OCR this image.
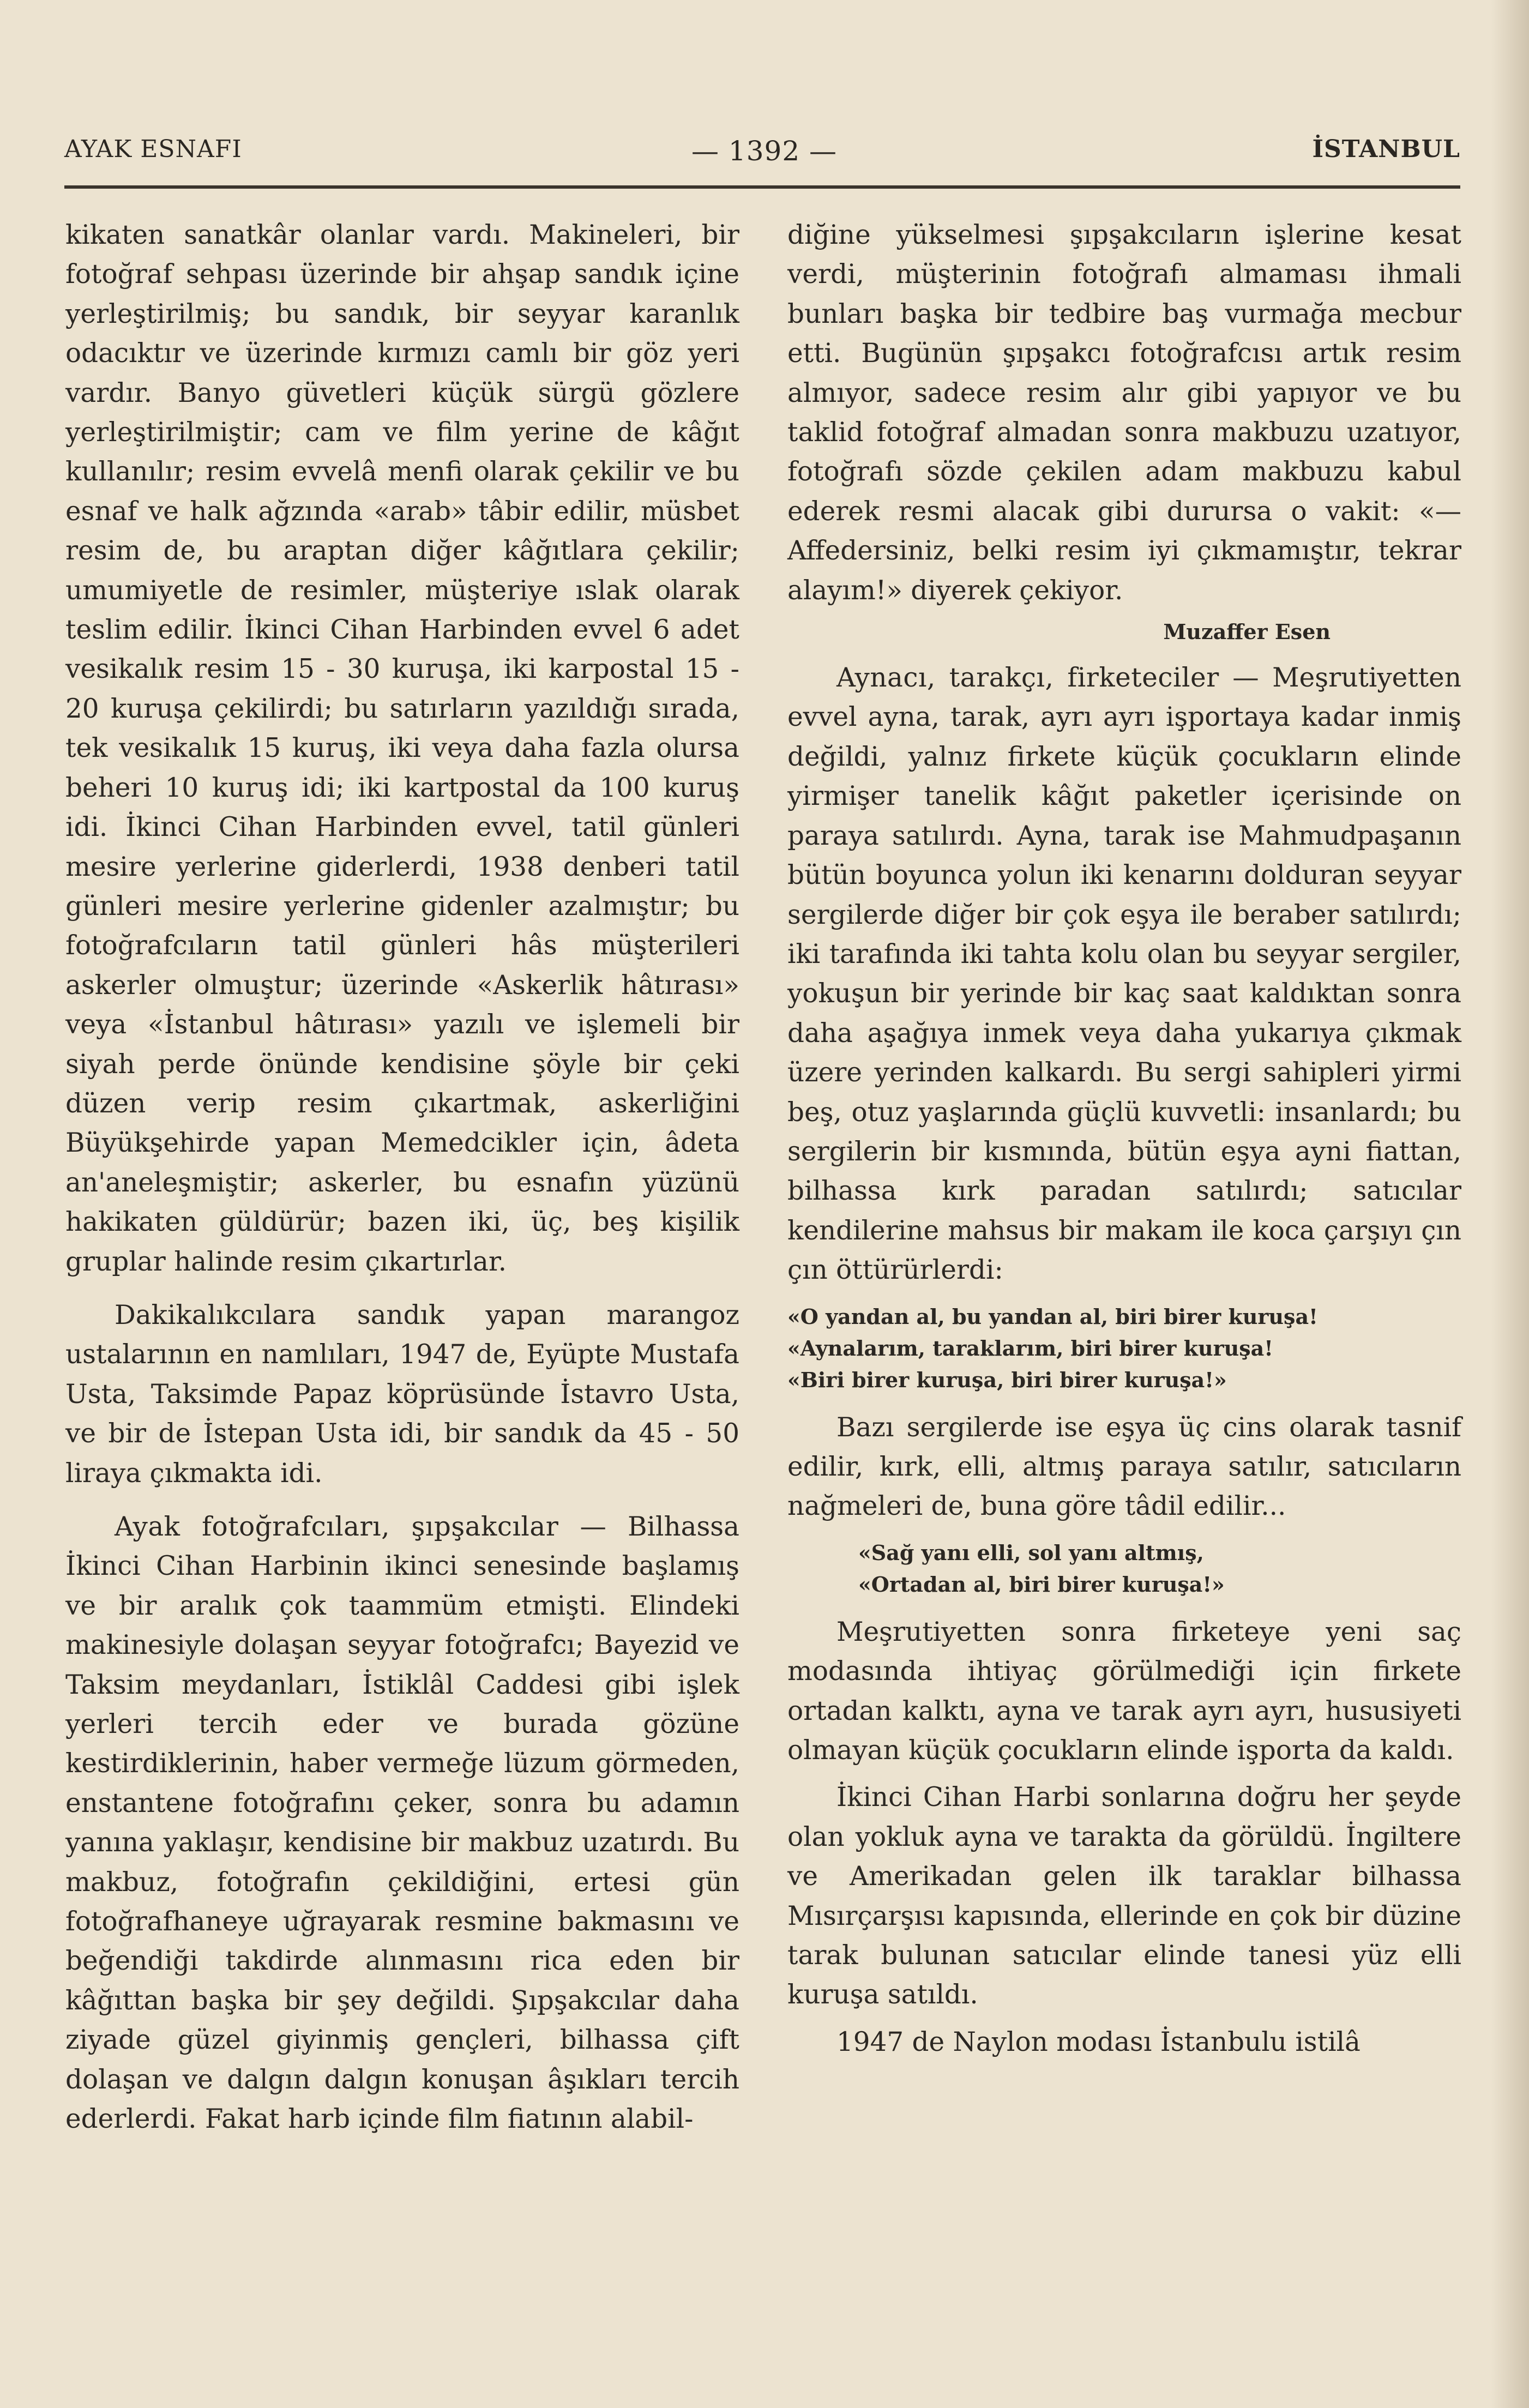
AYAK ESNAFI	— 1392 —	İSTANBUL

kikaten sanatkâr olanlar vardı. Makineleri, bir fotoğraf sehpası üzerinde bir ahşap sandık içine yerleştirilmiş; bu sandık, bir seyyar karanlık odacıktır ve üzerinde kırmızı camlı bir göz yeri vardır. Banyo güvetleri küçük sürgü gözlere yerleştirilmiştir; cam ve film yerine de kâğıt kullanılır; resim evvelâ menfi olarak çekilir ve bu esnaf ve halk ağzında «arab» tâbir edilir, müsbet resim de, bu araptan diğer kâğıtlara çekilir; umumiyetle de resimler, müşteriye ıslak olarak teslim edilir. İkinci Cihan Harbinden evvel 6 adet vesikalık resim 15 - 30 kuruşa, iki karpostal 15 - 20 kuruşa çekilirdi; bu satırların yazıldığı sırada, tek vesikalık 15 kuruş, iki veya daha fazla olursa beheri 10 kuruş idi; iki kartpostal da 100 kuruş idi. İkinci Cihan Harbinden evvel, tatil günleri mesire yerlerine giderlerdi, 1938 denberi tatil günleri mesire yerlerine gidenler azalmıştır; bu fotoğrafcıların tatil günleri hâs müşterileri askerler olmuştur; üzerinde «Askerlik hâtırası» veya «İstanbul hâtırası» yazılı ve işlemeli bir siyah perde önünde kendisine şöyle bir çeki düzen verip resim çıkartmak, askerliğini Büyükşehirde yapan Memedcikler için, âdeta an'aneleşmiştir; askerler, bu esnafın yüzünü hakikaten güldürür; bazen iki, üç, beş kişilik gruplar halinde resim çıkartırlar.

Dakikalıkcılara sandık yapan marangoz ustalarının en namlıları, 1947 de, Eyüpte Mustafa Usta, Taksimde Papaz köprüsünde İstavro Usta, ve bir de İstepan Usta idi, bir sandık da 45 - 50 liraya çıkmakta idi.

Ayak fotoğrafcıları, şıpşakcılar — Bilhassa İkinci Cihan Harbinin ikinci senesinde başlamış ve bir aralık çok taammüm etmişti. Elindeki makinesiyle dolaşan seyyar fotoğrafcı; Bayezid ve Taksim meydanları, İstiklâl Caddesi gibi işlek yerleri tercih eder ve burada gözüne kestirdiklerinin, haber vermeğe lüzum görmeden, enstantene fotoğrafını çeker, sonra bu adamın yanına yaklaşır, kendisine bir makbuz uzatırdı. Bu makbuz, fotoğrafın çekildiğini, ertesi gün fotoğrafhaneye uğrayarak resmine bakmasını ve beğendiği takdirde alınmasını rica eden bir kâğıttan başka bir şey değildi. Şıpşakcılar daha ziyade güzel giyinmiş gençleri, bilhassa çift dolaşan ve dalgın dalgın konuşan âşıkları tercih ederlerdi. Fakat harb içinde film fiatının alabil-

diğine yükselmesi şıpşakcıların işlerine kesat verdi, müşterinin fotoğrafı almaması ihmali bunları başka bir tedbire baş vurmağa mecbur etti. Bugünün şıpşakcı fotoğrafcısı artık resim almıyor, sadece resim alır gibi yapıyor ve bu taklid fotoğraf almadan sonra makbuzu uzatıyor, fotoğrafı sözde çekilen adam makbuzu kabul ederek resmi alacak gibi durursa o vakit: «— Affedersiniz, belki resim iyi çıkmamıştır, tekrar alayım!» diyerek çekiyor.

Muzaffer Esen

Aynacı, tarakçı, firketeciler — Meşrutiyetten evvel ayna, tarak, ayrı ayrı işportaya kadar inmiş değildi, yalnız firkete küçük çocukların elinde yirmişer tanelik kâğıt paketler içerisinde on paraya satılırdı. Ayna, tarak ise Mahmudpaşanın bütün boyunca yolun iki kenarını dolduran seyyar sergilerde diğer bir çok eşya ile beraber satılırdı; iki tarafında iki tahta kolu olan bu seyyar sergiler, yokuşun bir yerinde bir kaç saat kaldıktan sonra daha aşağıya inmek veya daha yukarıya çıkmak üzere yerinden kalkardı. Bu sergi sahipleri yirmi beş, otuz yaşlarında güçlü kuvvetli: insanlardı; bu sergilerin bir kısmında, bütün eşya ayni fiattan, bilhassa kırk paradan satılırdı; satıcılar kendilerine mahsus bir makam ile koca çarşıyı çın çın öttürürlerdi:

«O yandan al, bu yandan al, biri birer kuruşa!
«Aynalarım, taraklarım, biri birer kuruşa!
«Biri birer kuruşa, biri birer kuruşa!»

Bazı sergilerde ise eşya üç cins olarak tasnif edilir, kırk, elli, altmış paraya satılır, satıcıların nağmeleri de, buna göre tâdil edilir...

«Sağ yanı elli, sol yanı altmış,
«Ortadan al, biri birer kuruşa!»

Meşrutiyetten sonra firketeye yeni saç modasında ihtiyaç görülmediği için firkete ortadan kalktı, ayna ve tarak ayrı ayrı, hususiyeti olmayan küçük çocukların elinde işporta da kaldı.

İkinci Cihan Harbi sonlarına doğru her şeyde olan yokluk ayna ve tarakta da görüldü. İngiltere ve Amerikadan gelen ilk taraklar bilhassa Mısırçarşısı kapısında, ellerinde en çok bir düzine tarak bulunan satıcılar elinde tanesi yüz elli kuruşa satıldı.

1947 de Naylon modası İstanbulu istilâ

________________

=== TASK DETAILS ===
Your task is to set down the records shown above exactly, minus any pictures.

=== OUTPUT BELOW ===
OCR this image.
AYAK ESNAFI	— 1392 —	İSTANBUL

kikaten sanatkâr olanlar vardı. Makineleri, bir fotoğraf sehpası üzerinde bir ahşap sandık içine yerleştirilmiş; bu sandık, bir seyyar karanlık odacıktır ve üzerinde kırmızı camlı bir göz yeri vardır. Banyo güvetleri küçük sürgü gözlere yerleştirilmiştir; cam ve film yerine de kâğıt kullanılır; resim evvelâ menfi olarak çekilir ve bu esnaf ve halk ağzında «arab» tâbir edilir, müsbet resim de, bu araptan diğer kâğıtlara çekilir; umumiyetle de resimler, müşteriye ıslak olarak teslim edilir. İkinci Cihan Harbinden evvel 6 adet vesikalık resim 15 - 30 kuruşa, iki karpostal 15 - 20 kuruşa çekilirdi; bu satırların yazıldığı sırada, tek vesikalık 15 kuruş, iki veya daha fazla olursa beheri 10 kuruş idi; iki kartpostal da 100 kuruş idi. İkinci Cihan Harbinden evvel, tatil günleri mesire yerlerine giderlerdi, 1938 denberi tatil günleri mesire yerlerine gidenler azalmıştır; bu fotoğrafcıların tatil günleri hâs müşterileri askerler olmuştur; üzerinde «Askerlik hâtırası» veya «İstanbul hâtırası» yazılı ve işlemeli bir siyah perde önünde kendisine şöyle bir çeki düzen verip resim çıkartmak, askerliğini Büyükşehirde yapan Memedcikler için, âdeta an'aneleşmiştir; askerler, bu esnafın yüzünü hakikaten güldürür; bazen iki, üç, beş kişilik gruplar halinde resim çıkartırlar.

Dakikalıkcılara sandık yapan marangoz ustalarının en namlıları, 1947 de, Eyüpte Mustafa Usta, Taksimde Papaz köprüsünde İstavro Usta, ve bir de İstepan Usta idi, bir sandık da 45 - 50 liraya çıkmakta idi.

Ayak fotoğrafcıları, şıpşakcılar — Bilhassa İkinci Cihan Harbinin ikinci senesinde başlamış ve bir aralık çok taammüm etmişti. Elindeki makinesiyle dolaşan seyyar fotoğrafcı; Bayezid ve Taksim meydanları, İstiklâl Caddesi gibi işlek yerleri tercih eder ve burada gözüne kestirdiklerinin, haber vermeğe lüzum görmeden, enstantene fotoğrafını çeker, sonra bu adamın yanına yaklaşır, kendisine bir makbuz uzatırdı. Bu makbuz, fotoğrafın çekildiğini, ertesi gün fotoğrafhaneye uğrayarak resmine bakmasını ve beğendiği takdirde alınmasını rica eden bir kâğıttan başka bir şey değildi. Şıpşakcılar daha ziyade güzel giyinmiş gençleri, bilhassa çift dolaşan ve dalgın dalgın konuşan âşıkları tercih ederlerdi. Fakat harb içinde film fiatının alabil-

diğine yükselmesi şıpşakcıların işlerine kesat verdi, müşterinin fotoğrafı almaması ihmali bunları başka bir tedbire baş vurmağa mecbur etti. Bugünün şıpşakcı fotoğrafcısı artık resim almıyor, sadece resim alır gibi yapıyor ve bu taklid fotoğraf almadan sonra makbuzu uzatıyor, fotoğrafı sözde çekilen adam makbuzu kabul ederek resmi alacak gibi durursa o vakit: «— Affedersiniz, belki resim iyi çıkmamıştır, tekrar alayım!» diyerek çekiyor.

Muzaffer Esen

Aynacı, tarakçı, firketeciler — Meşrutiyetten evvel ayna, tarak, ayrı ayrı işportaya kadar inmiş değildi, yalnız firkete küçük çocukların elinde yirmişer tanelik kâğıt paketler içerisinde on paraya satılırdı. Ayna, tarak ise Mahmudpaşanın bütün boyunca yolun iki kenarını dolduran seyyar sergilerde diğer bir çok eşya ile beraber satılırdı; iki tarafında iki tahta kolu olan bu seyyar sergiler, yokuşun bir yerinde bir kaç saat kaldıktan sonra daha aşağıya inmek veya daha yukarıya çıkmak üzere yerinden kalkardı. Bu sergi sahipleri yirmi beş, otuz yaşlarında güçlü kuvvetli: insanlardı; bu sergilerin bir kısmında, bütün eşya ayni fiattan, bilhassa kırk paradan satılırdı; satıcılar kendilerine mahsus bir makam ile koca çarşıyı çın çın öttürürlerdi:

«O yandan al, bu yandan al, biri birer kuruşa!
«Aynalarım, taraklarım, biri birer kuruşa!
«Biri birer kuruşa, biri birer kuruşa!»

Bazı sergilerde ise eşya üç cins olarak tasnif edilir, kırk, elli, altmış paraya satılır, satıcıların nağmeleri de, buna göre tâdil edilir...

«Sağ yanı elli, sol yanı altmış,
«Ortadan al, biri birer kuruşa!»

Meşrutiyetten sonra firketeye yeni saç modasında ihtiyaç görülmediği için firkete ortadan kalktı, ayna ve tarak ayrı ayrı, hususiyeti olmayan küçük çocukların elinde işporta da kaldı.

İkinci Cihan Harbi sonlarına doğru her şeyde olan yokluk ayna ve tarakta da görüldü. İngiltere ve Amerikadan gelen ilk taraklar bilhassa Mısırçarşısı kapısında, ellerinde en çok bir düzine tarak bulunan satıcılar elinde tanesi yüz elli kuruşa satıldı.

1947 de Naylon modası İstanbulu istilâ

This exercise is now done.